-------- Provided data --------

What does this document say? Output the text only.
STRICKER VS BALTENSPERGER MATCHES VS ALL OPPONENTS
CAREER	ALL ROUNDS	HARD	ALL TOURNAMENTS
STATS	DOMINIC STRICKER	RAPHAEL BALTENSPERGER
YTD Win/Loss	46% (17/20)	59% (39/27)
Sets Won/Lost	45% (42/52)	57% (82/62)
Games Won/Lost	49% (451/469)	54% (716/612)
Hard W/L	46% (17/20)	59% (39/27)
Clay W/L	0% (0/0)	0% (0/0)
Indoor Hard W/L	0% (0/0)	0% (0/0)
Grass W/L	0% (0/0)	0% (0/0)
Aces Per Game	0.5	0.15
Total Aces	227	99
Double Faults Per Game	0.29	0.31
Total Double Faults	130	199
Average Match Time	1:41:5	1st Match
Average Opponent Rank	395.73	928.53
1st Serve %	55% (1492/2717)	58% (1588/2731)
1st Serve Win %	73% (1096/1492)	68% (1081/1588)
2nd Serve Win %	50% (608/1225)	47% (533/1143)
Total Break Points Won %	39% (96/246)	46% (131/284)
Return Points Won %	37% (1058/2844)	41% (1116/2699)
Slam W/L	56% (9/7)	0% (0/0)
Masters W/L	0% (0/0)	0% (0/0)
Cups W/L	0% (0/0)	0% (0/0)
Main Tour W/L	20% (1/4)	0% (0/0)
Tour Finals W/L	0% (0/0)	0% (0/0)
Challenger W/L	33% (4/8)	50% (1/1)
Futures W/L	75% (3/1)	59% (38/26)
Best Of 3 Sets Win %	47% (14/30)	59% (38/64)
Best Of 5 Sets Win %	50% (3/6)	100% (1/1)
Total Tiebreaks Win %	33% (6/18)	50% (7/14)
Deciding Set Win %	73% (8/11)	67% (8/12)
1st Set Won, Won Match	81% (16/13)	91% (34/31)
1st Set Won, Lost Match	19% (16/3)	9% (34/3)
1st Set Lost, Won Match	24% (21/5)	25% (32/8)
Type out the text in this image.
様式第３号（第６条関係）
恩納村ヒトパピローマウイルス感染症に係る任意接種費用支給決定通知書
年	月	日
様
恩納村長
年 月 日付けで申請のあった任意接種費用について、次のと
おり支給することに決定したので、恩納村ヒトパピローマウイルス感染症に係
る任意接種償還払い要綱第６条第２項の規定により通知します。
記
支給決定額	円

--------

■ What is needed: Extract each line holding the word "Double" from the records.

■ Task answer:
Double Faults Per Game	0.29	0.31
Total Double Faults	130	199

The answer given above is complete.